[START Dataset content]

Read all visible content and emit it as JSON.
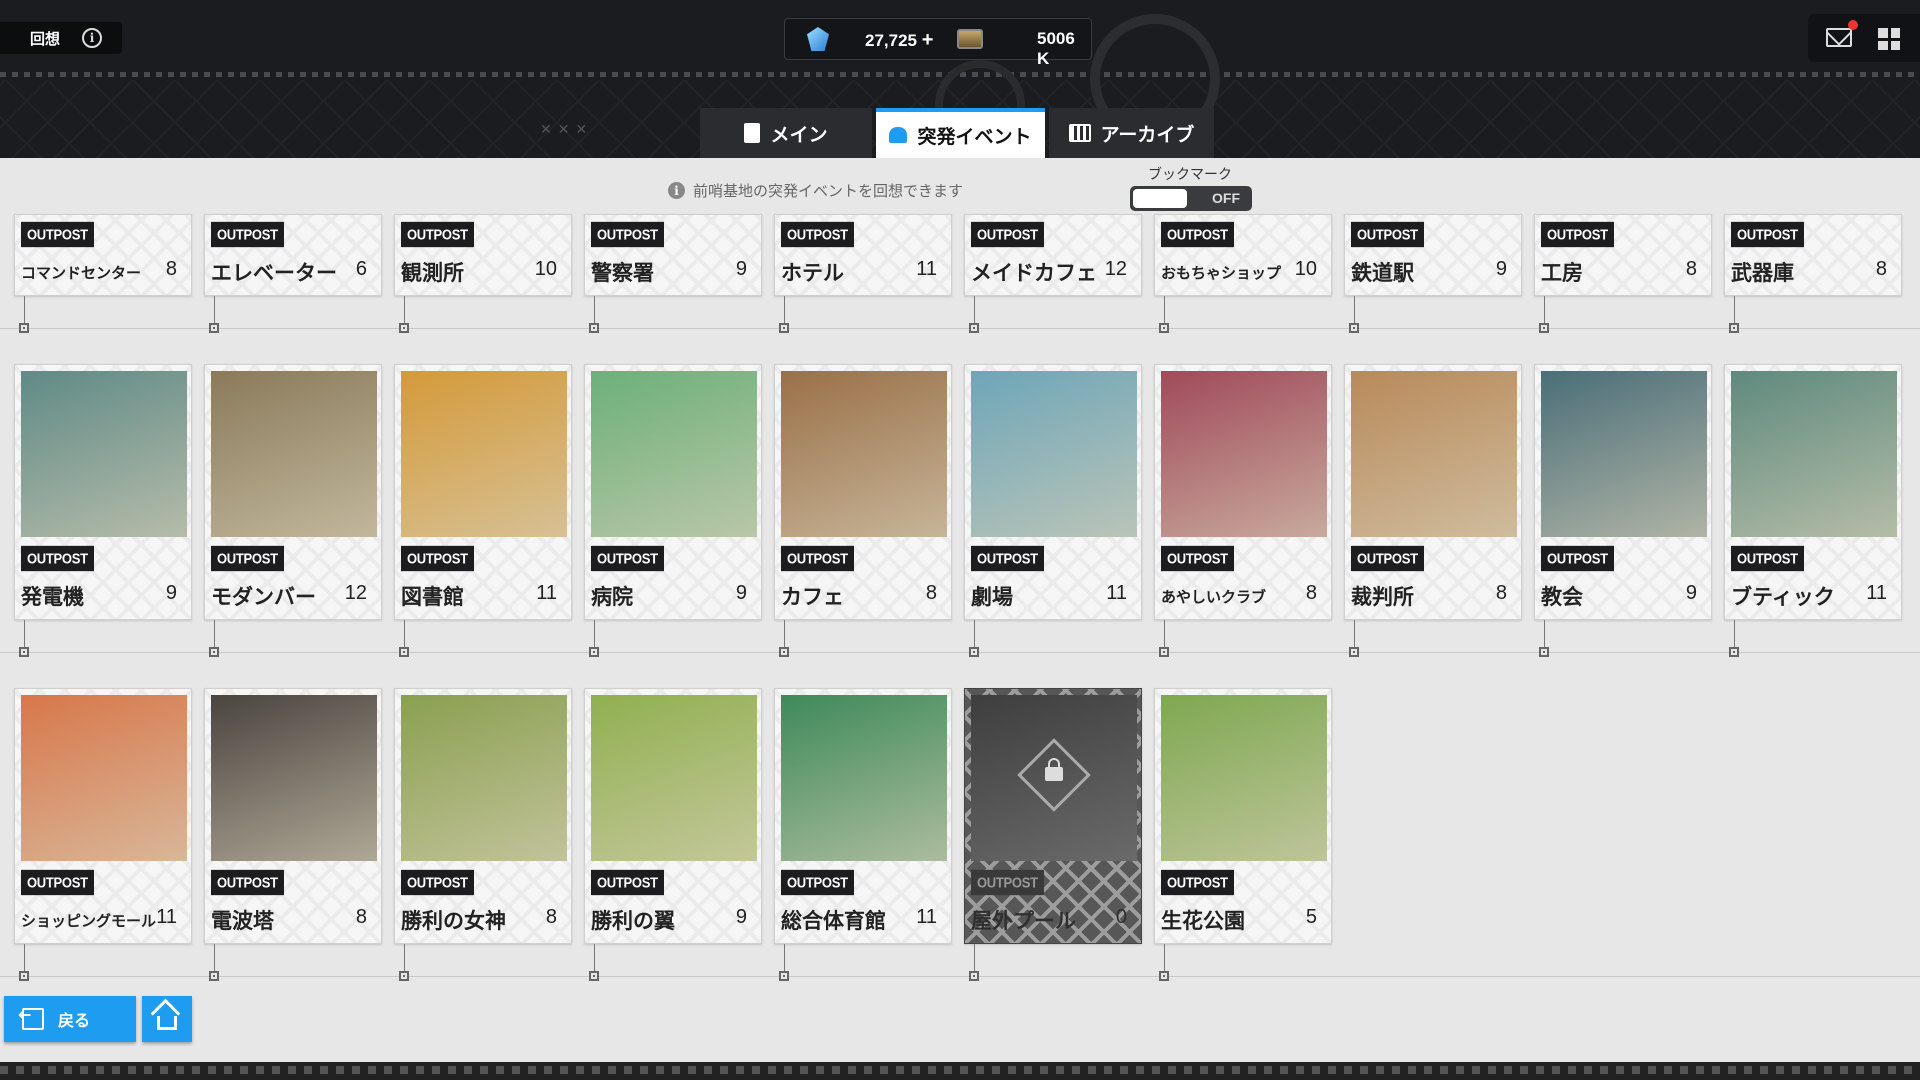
{
  "header": {
    "title": "回想",
    "currency_gems": "27,725",
    "currency_plus": "+",
    "currency_credits": "5006 K"
  },
  "tabs": [
    {
      "label": "メイン",
      "active": false
    },
    {
      "label": "突発イベント",
      "active": true
    },
    {
      "label": "アーカイブ",
      "active": false
    }
  ],
  "notice": "前哨基地の突発イベントを回想できます",
  "bookmark": {
    "label": "ブックマーク",
    "state": "OFF"
  },
  "tag_label": "OUTPOST",
  "cards_row1": [
    {
      "name": "コマンドセンター",
      "count": "8"
    },
    {
      "name": "エレベーター",
      "count": "6"
    },
    {
      "name": "観測所",
      "count": "10"
    },
    {
      "name": "警察署",
      "count": "9"
    },
    {
      "name": "ホテル",
      "count": "11"
    },
    {
      "name": "メイドカフェ",
      "count": "12"
    },
    {
      "name": "おもちゃショップ",
      "count": "10"
    },
    {
      "name": "鉄道駅",
      "count": "9"
    },
    {
      "name": "工房",
      "count": "8"
    },
    {
      "name": "武器庫",
      "count": "8"
    }
  ],
  "cards_row2": [
    {
      "name": "発電機",
      "count": "9",
      "color": "#5f8a86"
    },
    {
      "name": "モダンバー",
      "count": "12",
      "color": "#8a7a5a"
    },
    {
      "name": "図書館",
      "count": "11",
      "color": "#d49a3a"
    },
    {
      "name": "病院",
      "count": "9",
      "color": "#6cb07a"
    },
    {
      "name": "カフェ",
      "count": "8",
      "color": "#9a7048"
    },
    {
      "name": "劇場",
      "count": "11",
      "color": "#6ea6b8"
    },
    {
      "name": "あやしいクラブ",
      "count": "8",
      "color": "#a04a5a"
    },
    {
      "name": "裁判所",
      "count": "8",
      "color": "#b88a5a"
    },
    {
      "name": "教会",
      "count": "9",
      "color": "#4a6e78"
    },
    {
      "name": "ブティック",
      "count": "11",
      "color": "#5e8a7e"
    }
  ],
  "cards_row3": [
    {
      "name": "ショッピングモール",
      "count": "11",
      "color": "#d8774a",
      "locked": false
    },
    {
      "name": "電波塔",
      "count": "8",
      "color": "#4a4440",
      "locked": false
    },
    {
      "name": "勝利の女神",
      "count": "8",
      "color": "#8aa050",
      "locked": false
    },
    {
      "name": "勝利の翼",
      "count": "9",
      "color": "#90b050",
      "locked": false
    },
    {
      "name": "総合体育館",
      "count": "11",
      "color": "#3e8a5a",
      "locked": false
    },
    {
      "name": "屋外プール",
      "count": "0",
      "color": "#4a4a4a",
      "locked": true
    },
    {
      "name": "生花公園",
      "count": "5",
      "color": "#7ea850",
      "locked": false
    }
  ],
  "buttons": {
    "back": "戻る"
  }
}
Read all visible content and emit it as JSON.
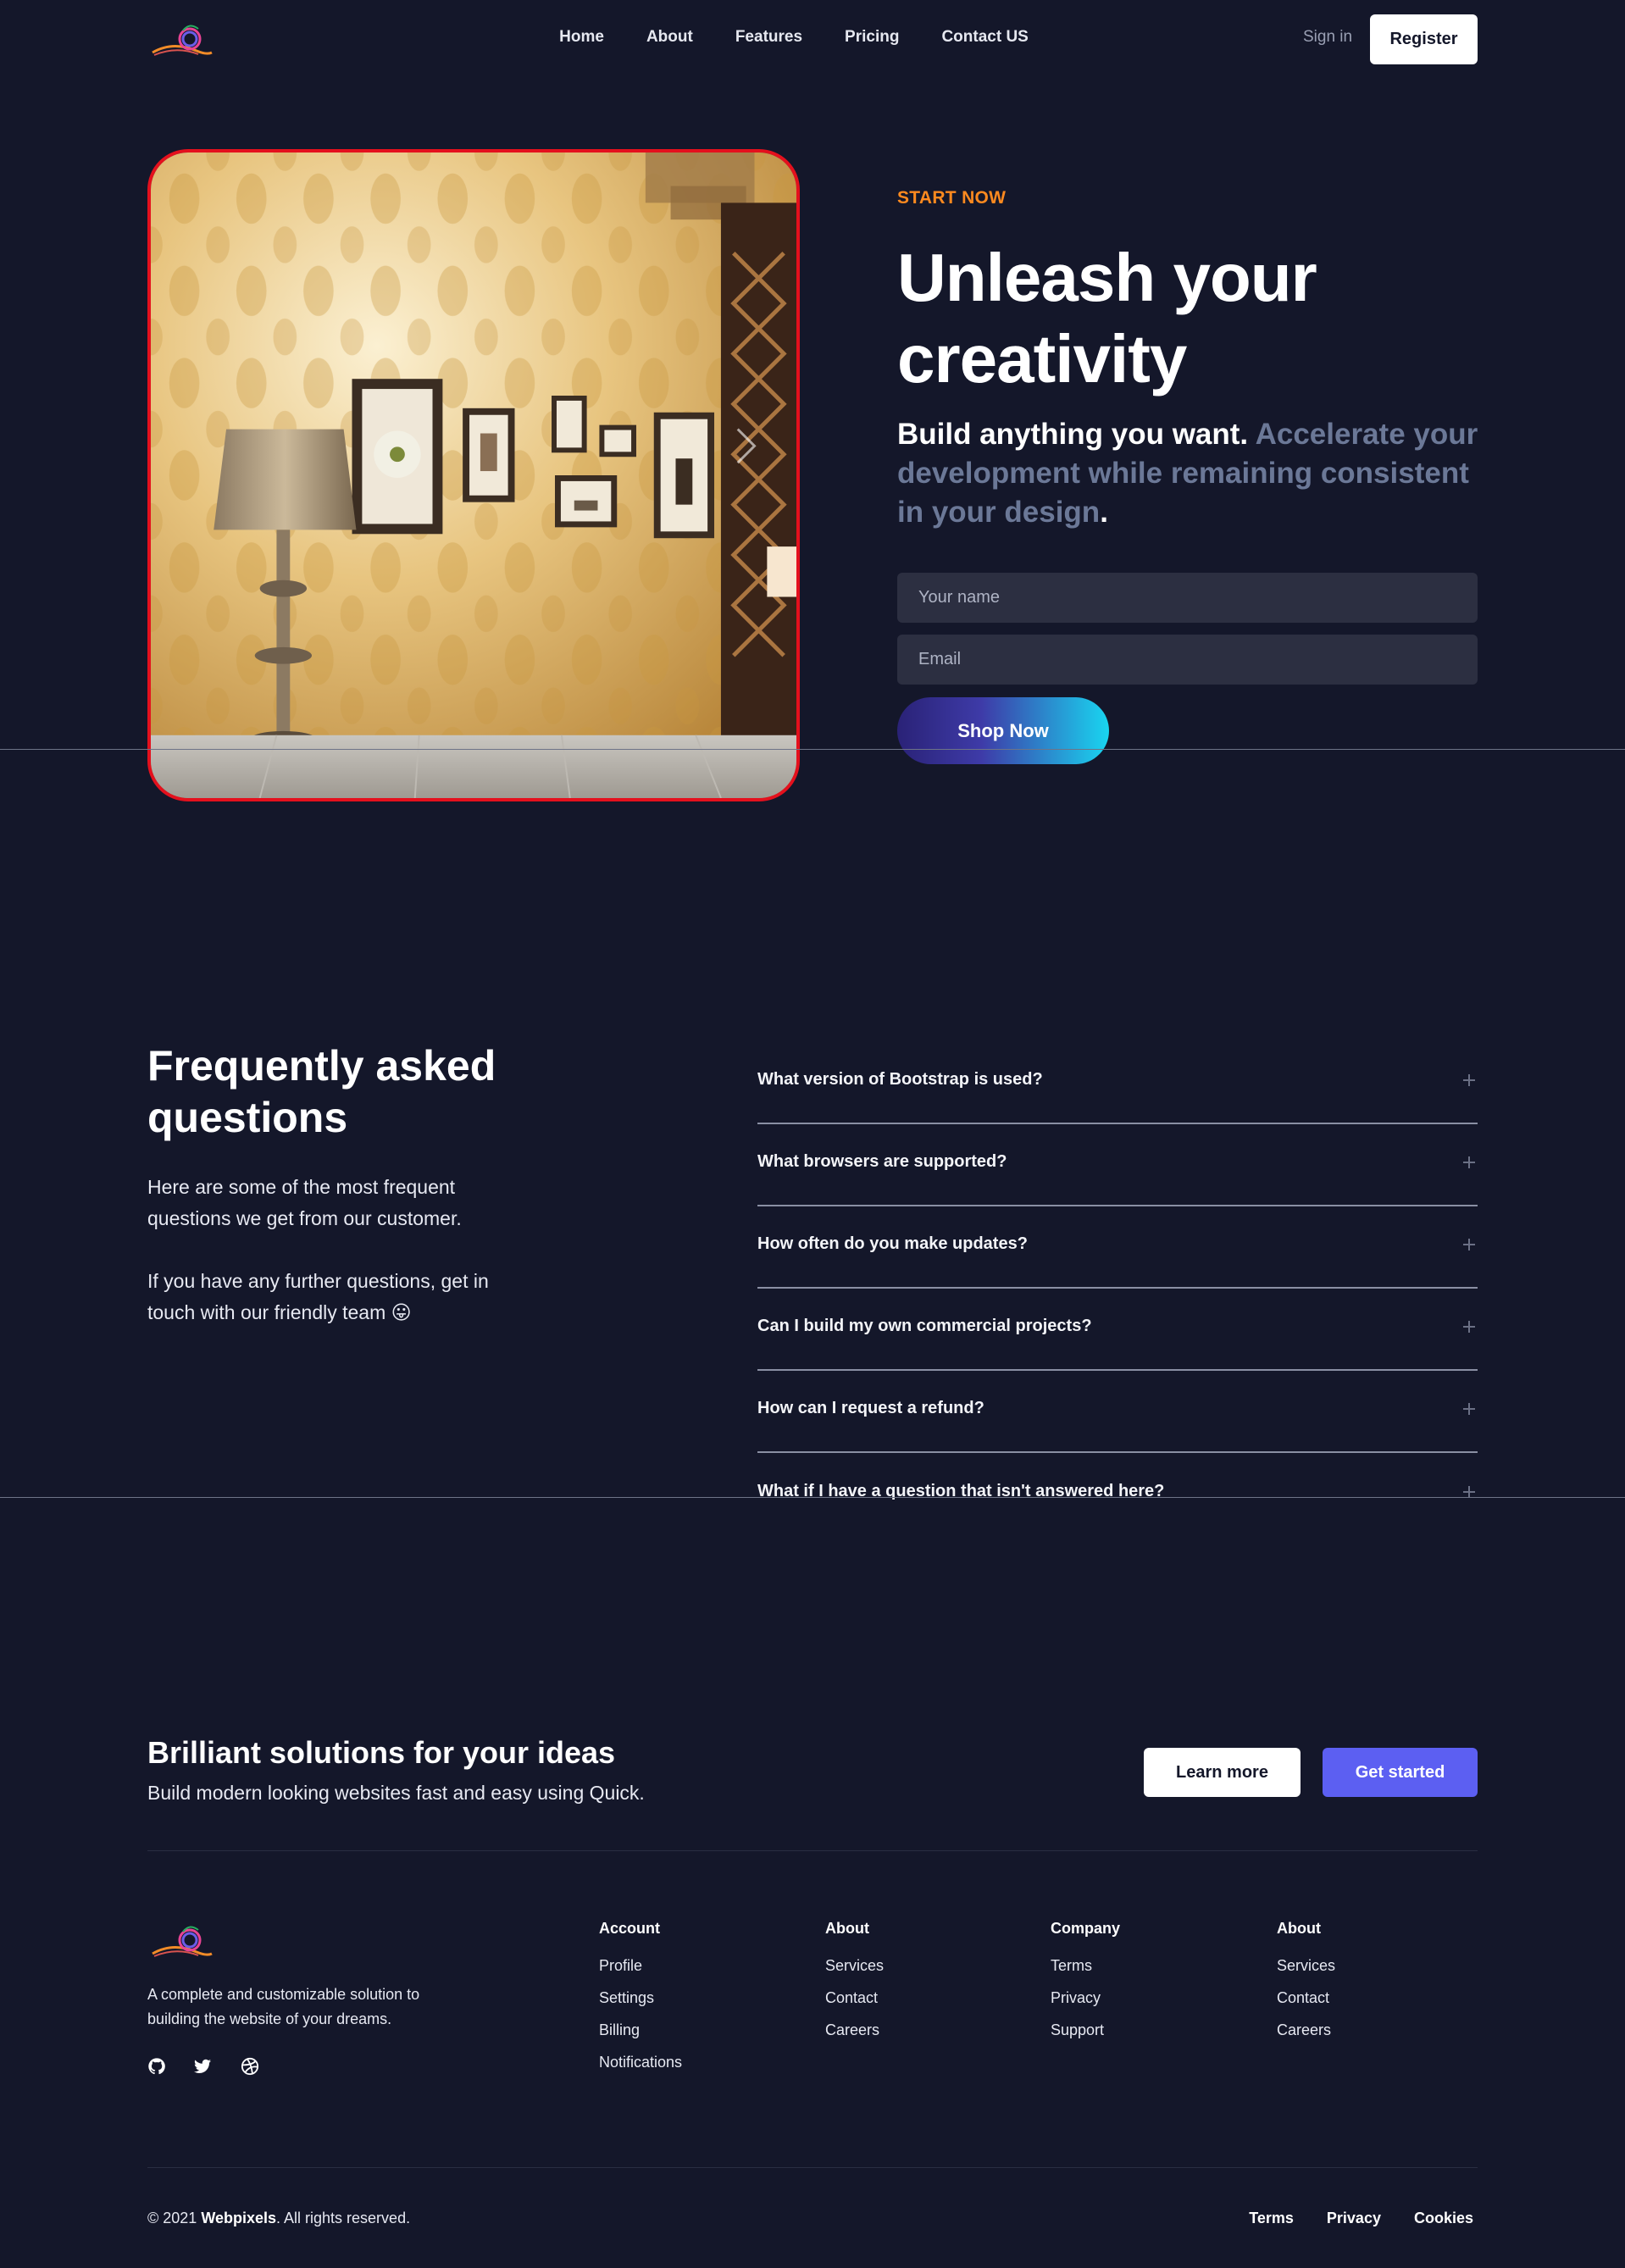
{
  "nav": {
    "links": [
      "Home",
      "About",
      "Features",
      "Pricing",
      "Contact US"
    ],
    "signin": "Sign in",
    "register": "Register"
  },
  "hero": {
    "eyebrow": "START NOW",
    "title_line1": "Unleash your",
    "title_line2": "creativity",
    "subtitle_white": "Build anything you want.",
    "subtitle_muted": "Accelerate your development while remaining consistent in your design",
    "subtitle_end": ".",
    "name_placeholder": "Your name",
    "email_placeholder": "Email",
    "button": "Shop Now"
  },
  "faq": {
    "title": "Frequently asked questions",
    "intro1": "Here are some of the most frequent questions we get from our customer.",
    "intro2": "If you have any further questions, get in touch with our friendly team 😛",
    "questions": [
      "What version of Bootstrap is used?",
      "What browsers are supported?",
      "How often do you make updates?",
      "Can I build my own commercial projects?",
      "How can I request a refund?",
      "What if I have a question that isn't answered here?"
    ]
  },
  "cta": {
    "title": "Brilliant solutions for your ideas",
    "subtitle": "Build modern looking websites fast and easy using Quick.",
    "learn": "Learn more",
    "start": "Get started"
  },
  "footer": {
    "description": "A complete and customizable solution to building the website of your dreams.",
    "columns": [
      {
        "title": "Account",
        "links": [
          "Profile",
          "Settings",
          "Billing",
          "Notifications"
        ]
      },
      {
        "title": "About",
        "links": [
          "Services",
          "Contact",
          "Careers"
        ]
      },
      {
        "title": "Company",
        "links": [
          "Terms",
          "Privacy",
          "Support"
        ]
      },
      {
        "title": "About",
        "links": [
          "Services",
          "Contact",
          "Careers"
        ]
      }
    ],
    "copyright_prefix": "© 2021 ",
    "brand": "Webpixels",
    "copyright_suffix": ". All rights reserved.",
    "bottom_links": [
      "Terms",
      "Privacy",
      "Cookies"
    ],
    "social_icons": [
      "github-icon",
      "twitter-icon",
      "dribbble-icon"
    ]
  }
}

[END Dataset content]

§ **Aim**:
The material above holds pictures; copy everything else in it exactly.

§ **Output for this exercise**:
Read all visible content and emit it as JSON.
{
  "header": {
    "title": "回想",
    "currency_gems": "27,725",
    "currency_plus": "+",
    "currency_credits": "5006 K"
  },
  "tabs": [
    {
      "label": "メイン",
      "active": false
    },
    {
      "label": "突発イベント",
      "active": true
    },
    {
      "label": "アーカイブ",
      "active": false
    }
  ],
  "notice": "前哨基地の突発イベントを回想できます",
  "bookmark": {
    "label": "ブックマーク",
    "state": "OFF"
  },
  "tag_label": "OUTPOST",
  "cards_row1": [
    {
      "name": "コマンドセンター",
      "count": "8"
    },
    {
      "name": "エレベーター",
      "count": "6"
    },
    {
      "name": "観測所",
      "count": "10"
    },
    {
      "name": "警察署",
      "count": "9"
    },
    {
      "name": "ホテル",
      "count": "11"
    },
    {
      "name": "メイドカフェ",
      "count": "12"
    },
    {
      "name": "おもちゃショップ",
      "count": "10"
    },
    {
      "name": "鉄道駅",
      "count": "9"
    },
    {
      "name": "工房",
      "count": "8"
    },
    {
      "name": "武器庫",
      "count": "8"
    }
  ],
  "cards_row2": [
    {
      "name": "発電機",
      "count": "9",
      "color": "#5f8a86"
    },
    {
      "name": "モダンバー",
      "count": "12",
      "color": "#8a7a5a"
    },
    {
      "name": "図書館",
      "count": "11",
      "color": "#d49a3a"
    },
    {
      "name": "病院",
      "count": "9",
      "color": "#6cb07a"
    },
    {
      "name": "カフェ",
      "count": "8",
      "color": "#9a7048"
    },
    {
      "name": "劇場",
      "count": "11",
      "color": "#6ea6b8"
    },
    {
      "name": "あやしいクラブ",
      "count": "8",
      "color": "#a04a5a"
    },
    {
      "name": "裁判所",
      "count": "8",
      "color": "#b88a5a"
    },
    {
      "name": "教会",
      "count": "9",
      "color": "#4a6e78"
    },
    {
      "name": "ブティック",
      "count": "11",
      "color": "#5e8a7e"
    }
  ],
  "cards_row3": [
    {
      "name": "ショッピングモール",
      "count": "11",
      "color": "#d8774a",
      "locked": false
    },
    {
      "name": "電波塔",
      "count": "8",
      "color": "#4a4440",
      "locked": false
    },
    {
      "name": "勝利の女神",
      "count": "8",
      "color": "#8aa050",
      "locked": false
    },
    {
      "name": "勝利の翼",
      "count": "9",
      "color": "#90b050",
      "locked": false
    },
    {
      "name": "総合体育館",
      "count": "11",
      "color": "#3e8a5a",
      "locked": false
    },
    {
      "name": "屋外プール",
      "count": "0",
      "color": "#4a4a4a",
      "locked": true
    },
    {
      "name": "生花公園",
      "count": "5",
      "color": "#7ea850",
      "locked": false
    }
  ],
  "buttons": {
    "back": "戻る"
  }
}
Read all visible content and emit it as JSON.
{
  "nav": {
    "links": [
      "Home",
      "About",
      "Features",
      "Pricing",
      "Contact US"
    ],
    "signin": "Sign in",
    "register": "Register"
  },
  "hero": {
    "eyebrow": "START NOW",
    "title_line1": "Unleash your",
    "title_line2": "creativity",
    "subtitle_white": "Build anything you want.",
    "subtitle_muted": "Accelerate your development while remaining consistent in your design",
    "subtitle_end": ".",
    "name_placeholder": "Your name",
    "email_placeholder": "Email",
    "button": "Shop Now"
  },
  "faq": {
    "title": "Frequently asked questions",
    "intro1": "Here are some of the most frequent questions we get from our customer.",
    "intro2": "If you have any further questions, get in touch with our friendly team 😛",
    "questions": [
      "What version of Bootstrap is used?",
      "What browsers are supported?",
      "How often do you make updates?",
      "Can I build my own commercial projects?",
      "How can I request a refund?",
      "What if I have a question that isn't answered here?"
    ]
  },
  "cta": {
    "title": "Brilliant solutions for your ideas",
    "subtitle": "Build modern looking websites fast and easy using Quick.",
    "learn": "Learn more",
    "start": "Get started"
  },
  "footer": {
    "description": "A complete and customizable solution to building the website of your dreams.",
    "columns": [
      {
        "title": "Account",
        "links": [
          "Profile",
          "Settings",
          "Billing",
          "Notifications"
        ]
      },
      {
        "title": "About",
        "links": [
          "Services",
          "Contact",
          "Careers"
        ]
      },
      {
        "title": "Company",
        "links": [
          "Terms",
          "Privacy",
          "Support"
        ]
      },
      {
        "title": "About",
        "links": [
          "Services",
          "Contact",
          "Careers"
        ]
      }
    ],
    "copyright_prefix": "© 2021 ",
    "brand": "Webpixels",
    "copyright_suffix": ". All rights reserved.",
    "bottom_links": [
      "Terms",
      "Privacy",
      "Cookies"
    ],
    "social_icons": [
      "github-icon",
      "twitter-icon",
      "dribbble-icon"
    ]
  }
}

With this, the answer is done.